## TASK DETAILS:
Leave out every picture, then transcribe the rest of the listing exactly.

## Collected data entries:
· · · · · · ·

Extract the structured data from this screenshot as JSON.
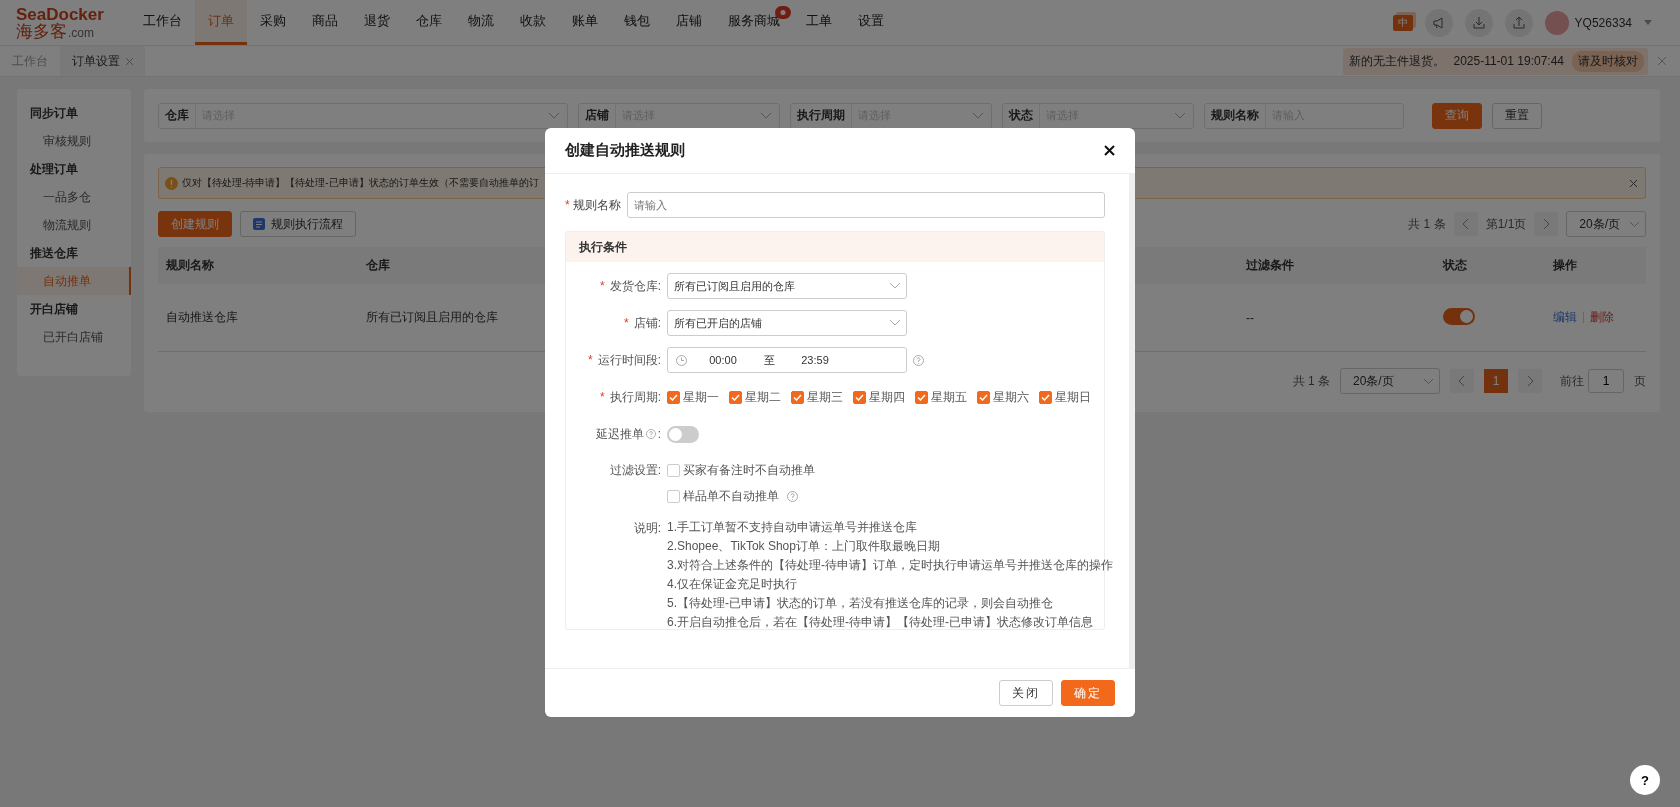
{
  "nav": {
    "logo_top": "SeaDocker",
    "logo_bottom": "海多客",
    "logo_suffix": ".com",
    "items": [
      {
        "label": "工作台",
        "selected": false,
        "badge": false
      },
      {
        "label": "订单",
        "selected": true,
        "badge": false
      },
      {
        "label": "采购",
        "selected": false,
        "badge": false
      },
      {
        "label": "商品",
        "selected": false,
        "badge": false
      },
      {
        "label": "退货",
        "selected": false,
        "badge": false
      },
      {
        "label": "仓库",
        "selected": false,
        "badge": false
      },
      {
        "label": "物流",
        "selected": false,
        "badge": false
      },
      {
        "label": "收款",
        "selected": false,
        "badge": false
      },
      {
        "label": "账单",
        "selected": false,
        "badge": false
      },
      {
        "label": "钱包",
        "selected": false,
        "badge": false
      },
      {
        "label": "店铺",
        "selected": false,
        "badge": false
      },
      {
        "label": "服务商城",
        "selected": false,
        "badge": true
      },
      {
        "label": "工单",
        "selected": false,
        "badge": false
      },
      {
        "label": "设置",
        "selected": false,
        "badge": false
      }
    ],
    "language": {
      "label": "中",
      "selected": true
    },
    "user": "YQ526334"
  },
  "tabs": [
    {
      "label": "工作台",
      "selected": false,
      "closable": false
    },
    {
      "label": "订单设置",
      "selected": true,
      "closable": true
    }
  ],
  "notice": {
    "text": "新的无主件退货。",
    "time": "2025-11-01 19:07:44",
    "action": "请及时核对"
  },
  "sidebar": [
    {
      "title": "同步订单",
      "children": [
        {
          "label": "审核规则",
          "selected": false
        }
      ]
    },
    {
      "title": "处理订单",
      "children": [
        {
          "label": "一品多仓",
          "selected": false
        },
        {
          "label": "物流规则",
          "selected": false
        }
      ]
    },
    {
      "title": "推送仓库",
      "children": [
        {
          "label": "自动推单",
          "selected": true
        }
      ]
    },
    {
      "title": "开白店铺",
      "children": [
        {
          "label": "已开白店铺",
          "selected": false
        }
      ]
    }
  ],
  "filters": [
    {
      "label": "仓库",
      "placeholder": "请选择",
      "kind": "select"
    },
    {
      "label": "店铺",
      "placeholder": "请选择",
      "kind": "select"
    },
    {
      "label": "执行周期",
      "placeholder": "请选择",
      "kind": "select"
    },
    {
      "label": "状态",
      "placeholder": "请选择",
      "kind": "select"
    },
    {
      "label": "规则名称",
      "placeholder": "请输入",
      "kind": "input"
    }
  ],
  "filter_buttons": {
    "query": "查询",
    "reset": "重置"
  },
  "alert": "仅对【待处理-待申请】【待处理-已申请】状态的订单生效（不需要自动推单的订",
  "toolbar": {
    "create": "创建规则",
    "flow": "规则执行流程"
  },
  "pager_top": {
    "total": "共 1 条",
    "page": "第1/1页",
    "size": "20条/页"
  },
  "table": {
    "columns": [
      "规则名称",
      "仓库",
      "过滤条件",
      "状态",
      "操作"
    ],
    "rows": [
      {
        "name": "自动推送仓库",
        "warehouse": "所有已订阅且启用的仓库",
        "filter": "--",
        "enabled": true,
        "edit": "编辑",
        "delete": "删除"
      }
    ]
  },
  "pager_bottom": {
    "total": "共 1 条",
    "size": "20条/页",
    "pages": [
      {
        "label": "1",
        "selected": true
      }
    ],
    "goto": "前往",
    "goto_value": "1",
    "page_unit": "页"
  },
  "modal": {
    "title": "创建自动推送规则",
    "name_field": {
      "label": "规则名称",
      "placeholder": "请输入",
      "required_mark": "*"
    },
    "section": "执行条件",
    "warehouse": {
      "label": "发货仓库:",
      "value": "所有已订阅且启用的仓库",
      "required_mark": "*"
    },
    "shop": {
      "label": "店铺:",
      "value": "所有已开启的店铺",
      "required_mark": "*"
    },
    "time": {
      "label": "运行时间段:",
      "start": "00:00",
      "separator": "至",
      "end": "23:59",
      "required_mark": "*"
    },
    "period": {
      "label": "执行周期:",
      "required_mark": "*",
      "days": [
        {
          "label": "星期一",
          "checked": true
        },
        {
          "label": "星期二",
          "checked": true
        },
        {
          "label": "星期三",
          "checked": true
        },
        {
          "label": "星期四",
          "checked": true
        },
        {
          "label": "星期五",
          "checked": true
        },
        {
          "label": "星期六",
          "checked": true
        },
        {
          "label": "星期日",
          "checked": true
        }
      ]
    },
    "delay": {
      "label": "延迟推单",
      "colon": ":",
      "on": false
    },
    "filter": {
      "label": "过滤设置:",
      "options": [
        {
          "label": "买家有备注时不自动推单",
          "checked": false,
          "help": false
        },
        {
          "label": "样品单不自动推单",
          "checked": false,
          "help": true
        }
      ]
    },
    "notes": {
      "label": "说明:",
      "lines": [
        "1.手工订单暂不支持自动申请运单号并推送仓库",
        "2.Shopee、TikTok Shop订单：上门取件取最晚日期",
        "3.对符合上述条件的【待处理-待申请】订单，定时执行申请运单号并推送仓库的操作",
        "4.仅在保证金充足时执行",
        "5.【待处理-已申请】状态的订单，若没有推送仓库的记录，则会自动推仓",
        "6.开启自动推仓后，若在【待处理-待申请】【待处理-已申请】状态修改订单信息"
      ]
    },
    "buttons": {
      "close": "关闭",
      "confirm": "确定"
    }
  },
  "help_button": "?"
}
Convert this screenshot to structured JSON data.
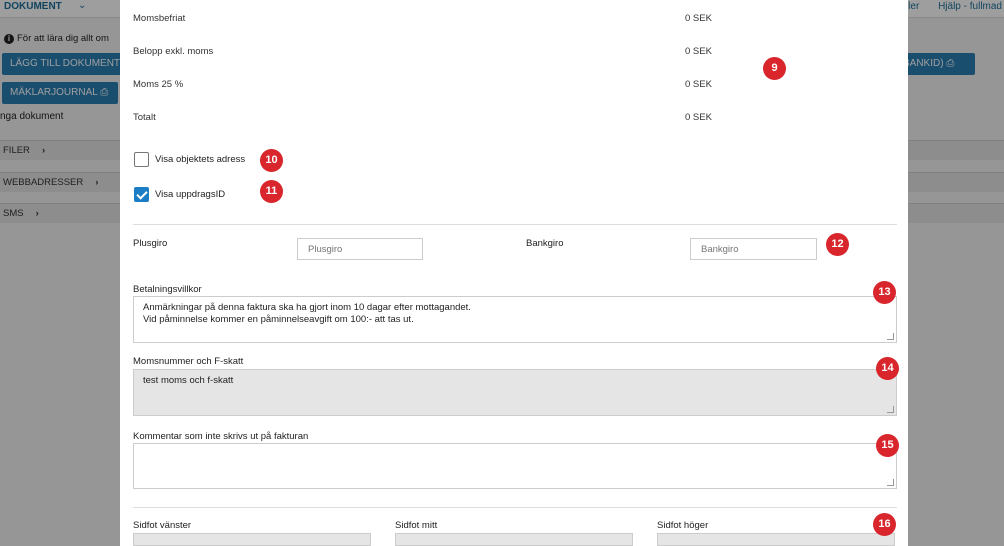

· · · · · · ·

## ANSWER IN FULL:
Extract the structured data from this screenshot as JSON.
{
  "nav": {
    "logo_top": "SeaDocker",
    "logo_bottom": "海多客",
    "logo_suffix": ".com",
    "items": [
      {
        "label": "工作台",
        "selected": false,
        "badge": false
      },
      {
        "label": "订单",
        "selected": true,
        "badge": false
      },
      {
        "label": "采购",
        "selected": false,
        "badge": false
      },
      {
        "label": "商品",
        "selected": false,
        "badge": false
      },
      {
        "label": "退货",
        "selected": false,
        "badge": false
      },
      {
        "label": "仓库",
        "selected": false,
        "badge": false
      },
      {
        "label": "物流",
        "selected": false,
        "badge": false
      },
      {
        "label": "收款",
        "selected": false,
        "badge": false
      },
      {
        "label": "账单",
        "selected": false,
        "badge": false
      },
      {
        "label": "钱包",
        "selected": false,
        "badge": false
      },
      {
        "label": "店铺",
        "selected": false,
        "badge": false
      },
      {
        "label": "服务商城",
        "selected": false,
        "badge": true
      },
      {
        "label": "工单",
        "selected": false,
        "badge": false
      },
      {
        "label": "设置",
        "selected": false,
        "badge": false
      }
    ],
    "language": {
      "label": "中",
      "selected": true
    },
    "user": "YQ526334"
  },
  "tabs": [
    {
      "label": "工作台",
      "selected": false,
      "closable": false
    },
    {
      "label": "订单设置",
      "selected": true,
      "closable": true
    }
  ],
  "notice": {
    "text": "新的无主件退货。",
    "time": "2025-11-01 19:07:44",
    "action": "请及时核对"
  },
  "sidebar": [
    {
      "title": "同步订单",
      "children": [
        {
          "label": "审核规则",
          "selected": false
        }
      ]
    },
    {
      "title": "处理订单",
      "children": [
        {
          "label": "一品多仓",
          "selected": false
        },
        {
          "label": "物流规则",
          "selected": false
        }
      ]
    },
    {
      "title": "推送仓库",
      "children": [
        {
          "label": "自动推单",
          "selected": true
        }
      ]
    },
    {
      "title": "开白店铺",
      "children": [
        {
          "label": "已开白店铺",
          "selected": false
        }
      ]
    }
  ],
  "filters": [
    {
      "label": "仓库",
      "placeholder": "请选择",
      "kind": "select"
    },
    {
      "label": "店铺",
      "placeholder": "请选择",
      "kind": "select"
    },
    {
      "label": "执行周期",
      "placeholder": "请选择",
      "kind": "select"
    },
    {
      "label": "状态",
      "placeholder": "请选择",
      "kind": "select"
    },
    {
      "label": "规则名称",
      "placeholder": "请输入",
      "kind": "input"
    }
  ],
  "filter_buttons": {
    "query": "查询",
    "reset": "重置"
  },
  "alert": "仅对【待处理-待申请】【待处理-已申请】状态的订单生效（不需要自动推单的订",
  "toolbar": {
    "create": "创建规则",
    "flow": "规则执行流程"
  },
  "pager_top": {
    "total": "共 1 条",
    "page": "第1/1页",
    "size": "20条/页"
  },
  "table": {
    "columns": [
      "规则名称",
      "仓库",
      "过滤条件",
      "状态",
      "操作"
    ],
    "rows": [
      {
        "name": "自动推送仓库",
        "warehouse": "所有已订阅且启用的仓库",
        "filter": "--",
        "enabled": true,
        "edit": "编辑",
        "delete": "删除"
      }
    ]
  },
  "pager_bottom": {
    "total": "共 1 条",
    "size": "20条/页",
    "pages": [
      {
        "label": "1",
        "selected": true
      }
    ],
    "goto": "前往",
    "goto_value": "1",
    "page_unit": "页"
  },
  "modal": {
    "title": "创建自动推送规则",
    "name_field": {
      "label": "规则名称",
      "placeholder": "请输入",
      "required_mark": "*"
    },
    "section": "执行条件",
    "warehouse": {
      "label": "发货仓库:",
      "value": "所有已订阅且启用的仓库",
      "required_mark": "*"
    },
    "shop": {
      "label": "店铺:",
      "value": "所有已开启的店铺",
      "required_mark": "*"
    },
    "time": {
      "label": "运行时间段:",
      "start": "00:00",
      "separator": "至",
      "end": "23:59",
      "required_mark": "*"
    },
    "period": {
      "label": "执行周期:",
      "required_mark": "*",
      "days": [
        {
          "label": "星期一",
          "checked": true
        },
        {
          "label": "星期二",
          "checked": true
        },
        {
          "label": "星期三",
          "checked": true
        },
        {
          "label": "星期四",
          "checked": true
        },
        {
          "label": "星期五",
          "checked": true
        },
        {
          "label": "星期六",
          "checked": true
        },
        {
          "label": "星期日",
          "checked": true
        }
      ]
    },
    "delay": {
      "label": "延迟推单",
      "colon": ":",
      "on": false
    },
    "filter": {
      "label": "过滤设置:",
      "options": [
        {
          "label": "买家有备注时不自动推单",
          "checked": false,
          "help": false
        },
        {
          "label": "样品单不自动推单",
          "checked": false,
          "help": true
        }
      ]
    },
    "notes": {
      "label": "说明:",
      "lines": [
        "1.手工订单暂不支持自动申请运单号并推送仓库",
        "2.Shopee、TikTok Shop订单：上门取件取最晚日期",
        "3.对符合上述条件的【待处理-待申请】订单，定时执行申请运单号并推送仓库的操作",
        "4.仅在保证金充足时执行",
        "5.【待处理-已申请】状态的订单，若没有推送仓库的记录，则会自动推仓",
        "6.开启自动推仓后，若在【待处理-待申请】【待处理-已申请】状态修改订单信息"
      ]
    },
    "buttons": {
      "close": "关闭",
      "confirm": "确定"
    }
  },
  "help_button": "?"
}
Convert this screenshot to structured JSON data.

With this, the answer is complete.